*WHAT IS ASKED:*
Every line of the data that contains the string "salicílico" must be copied.
━━━━━━━━
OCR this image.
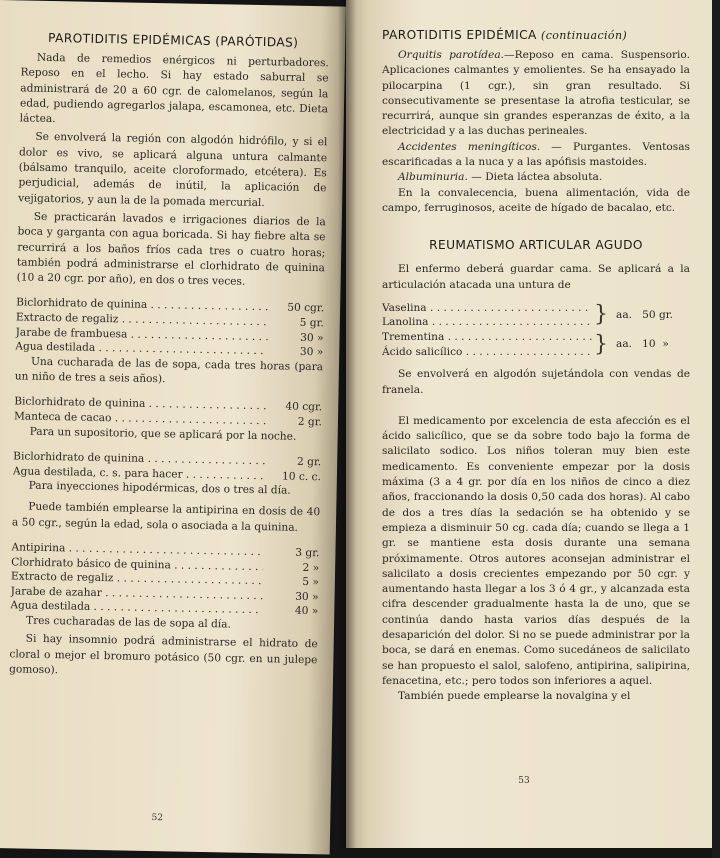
PAROTIDITIS EPIDÉMICAS (PARÓTIDAS)

Nada de remedios enérgicos ni perturbadores. Reposo en el lecho. Si hay estado saburral se administrará de 20 a 60 cgr. de calomelanos, según la edad, pudiendo agregarlos jalapa, escamonea, etc. Dieta láctea.

Se envolverá la región con algodón hidrófilo, y si el dolor es vivo, se aplicará alguna untura calmante (bálsamo tranquilo, aceite cloroformado, etcétera). Es perjudicial, además de inútil, la aplicación de vejigatorios, y aun la de la pomada mercurial.

Se practicarán lavados e irrigaciones diarios de la boca y garganta con agua boricada. Si hay fiebre alta se recurrirá a los baños fríos cada tres o cuatro horas; también podrá administrarse el clorhidrato de quinina (10 a 20 cgr. por año), en dos o tres veces.

Biclorhidrato de quinina . . .	50 cgr.
Extracto de regaliz . . .	5 gr.
Jarabe de frambuesa . . .	30 »
Agua destilada . . .	30 »

Una cucharada de las de sopa, cada tres horas (para un niño de tres a seis años).

Biclorhidrato de quinina . . .	40 cgr.
Manteca de cacao . . .	2 gr.

Para un supositorio, que se aplicará por la noche.

Biclorhidrato de quinina . . .	2 gr.
Agua destilada, c. s. para hacer . . .	10 c. c.

Para inyecciones hipodérmicas, dos o tres al día.

Puede también emplearse la antipirina en dosis de 40 a 50 cgr., según la edad, sola o asociada a la quinina.

Antipirina . . .	3 gr.
Clorhidrato básico de quinina . . .	2 »
Extracto de regaliz . . .	5 »
Jarabe de azahar . . .	30 »
Agua destilada . . .	40 »

Tres cucharadas de las de sopa al día.

Si hay insomnio podrá administrarse el hidrato de cloral o mejor el bromuro potásico (50 cgr. en un julepe gomoso).

52
PAROTIDITIS EPIDÉMICA (continuación)

Orquitis parotídea.—Reposo en cama. Suspensorio. Aplicaciones calmantes y emolientes. Se ha ensayado la pilocarpina (1 cgr.), sin gran resultado. Si consecutivamente se presentase la atrofia testicular, se recurrirá, aunque sin grandes esperanzas de éxito, a la electricidad y a las duchas perineales.

Accidentes meningíticos. — Purgantes. Ventosas escarificadas a la nuca y a las apófisis mastoides.

Albuminuria. — Dieta láctea absoluta.

En la convalecencia, buena alimentación, vida de campo, ferruginosos, aceite de hígado de bacalao, etc.

REUMATISMO ARTICULAR AGUDO

El enfermo deberá guardar cama. Se aplicará a la articulación atacada una untura de

Vaselina . . .
Lanolina . . .	} aa.   50 gr.
Trementina . . .
Ácido salicílico . . .	} aa.   10  »

Se envolverá en algodón sujetándola con vendas de franela.

El medicamento por excelencia de esta afección es el ácido salicílico, que se da sobre todo bajo la forma de salicilato sodico. Los niños toleran muy bien este medicamento. Es conveniente empezar por la dosis máxima (3 a 4 gr. por día en los niños de cinco a diez años, fraccionando la dosis 0,50 cada dos horas). Al cabo de dos a tres días la sedación se ha obtenido y se empieza a disminuir 50 cg. cada día; cuando se llega a 1 gr. se mantiene esta dosis durante una semana próximamente. Otros autores aconsejan administrar el salicilato a dosis crecientes empezando por 50 cgr. y aumentando hasta llegar a los 3 ó 4 gr., y alcanzada esta cifra descender gradualmente hasta la de uno, que se continúa dando hasta varios días después de la desaparición del dolor. Si no se puede administrar por la boca, se dará en enemas. Como sucedáneos de salicilato se han propuesto el salol, salofeno, antipirina, salipirina, fenacetina, etc.; pero todos son inferiores a aquel.

También puede emplearse la novalgina y el

53
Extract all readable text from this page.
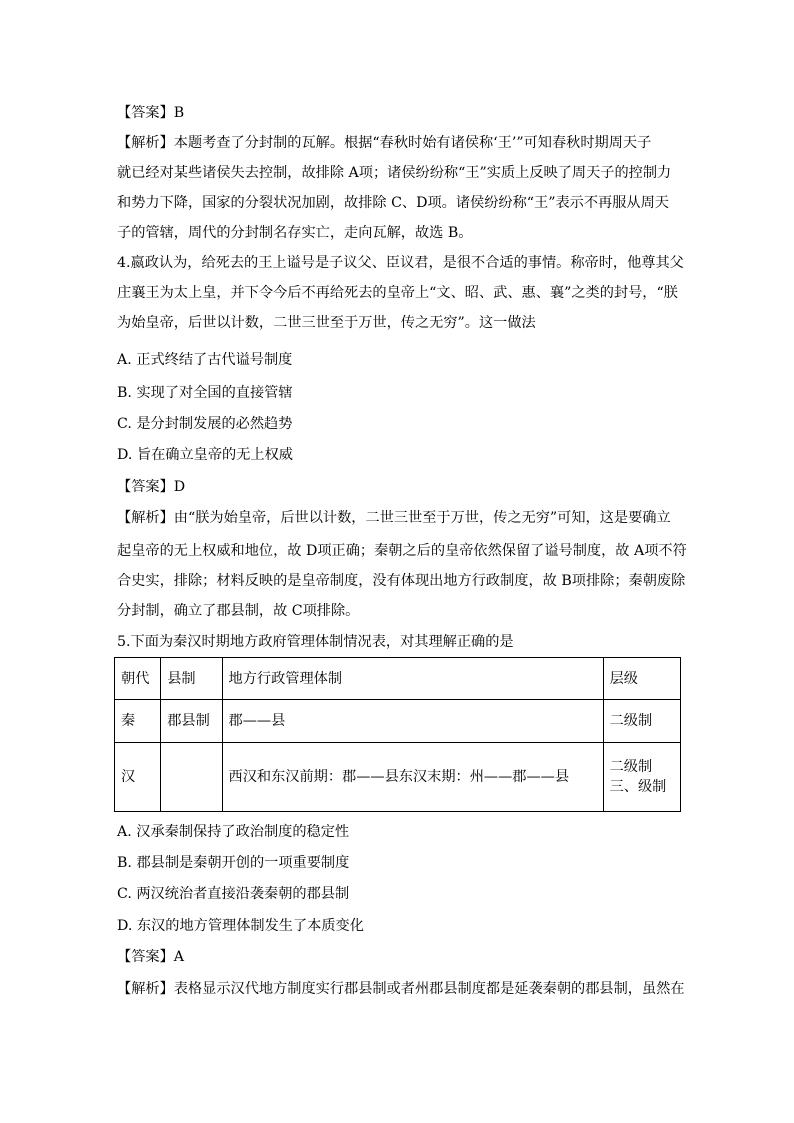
【答案】B
【解析】本题考查了分封制的瓦解。根据“春秋时始有诸侯称‘王’”可知春秋时期周天子
就已经对某些诸侯失去控制，故排除 A项；诸侯纷纷称“王”实质上反映了周天子的控制力
和势力下降，国家的分裂状况加剧，故排除 C、D项。诸侯纷纷称“王”表示不再服从周天
子的管辖，周代的分封制名存实亡，走向瓦解，故选 B。
4.嬴政认为，给死去的王上谥号是子议父、臣议君，是很不合适的事情。称帝时，他尊其父
庄襄王为太上皇，并下令今后不再给死去的皇帝上“文、昭、武、惠、襄”之类的封号，“朕
为始皇帝，后世以计数，二世三世至于万世，传之无穷”。这一做法
A. 正式终结了古代谥号制度
B. 实现了对全国的直接管辖
C. 是分封制发展的必然趋势
D. 旨在确立皇帝的无上权威
【答案】D
【解析】由“朕为始皇帝，后世以计数，二世三世至于万世，传之无穷”可知，这是要确立
起皇帝的无上权威和地位，故 D项正确；秦朝之后的皇帝依然保留了谥号制度，故 A项不符
合史实，排除；材料反映的是皇帝制度，没有体现出地方行政制度，故 B项排除；秦朝废除
分封制，确立了郡县制，故 C项排除。
5.下面为秦汉时期地方政府管理体制情况表，对其理解正确的是
朝代	县制	地方行政管理体制	层级
秦	郡县制	郡——县	二级制
汉		西汉和东汉前期：郡——县东汉末期：州——郡——县	二级制
三、级制
A. 汉承秦制保持了政治制度的稳定性
B. 郡县制是秦朝开创的一项重要制度
C. 两汉统治者直接沿袭秦朝的郡县制
D. 东汉的地方管理体制发生了本质变化
【答案】A
【解析】表格显示汉代地方制度实行郡县制或者州郡县制度都是延袭秦朝的郡县制，虽然在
━━━━━━━━
*ANSWER:*
Ácido salicílico . . .	} aa.   10  »
El medicamento por excelencia de esta afección es el ácido salicílico, que se da sobre todo bajo la forma de salicilato sodico. Los niños toleran muy bien este medicamento. Es conveniente empezar por la dosis máxima (3 a 4 gr. por día en los niños de cinco a diez años, fraccionando la dosis 0,50 cada dos horas). Al cabo de dos a tres días la sedación se ha obtenido y se empieza a disminuir 50 cg. cada día; cuando se llega a 1 gr. se mantiene esta dosis durante una semana próximamente. Otros autores aconsejan administrar el salicilato a dosis crecientes empezando por 50 cgr. y aumentando hasta llegar a los 3 ó 4 gr., y alcanzada esta cifra descender gradualmente hasta la de uno, que se continúa dando hasta varios días después de la desaparición del dolor. Si no se puede administrar por la boca, se dará en enemas. Como sucedáneos de salicilato se han propuesto el salol, salofeno, antipirina, salipirina, fenacetina, etc.; pero todos son inferiores a aquel.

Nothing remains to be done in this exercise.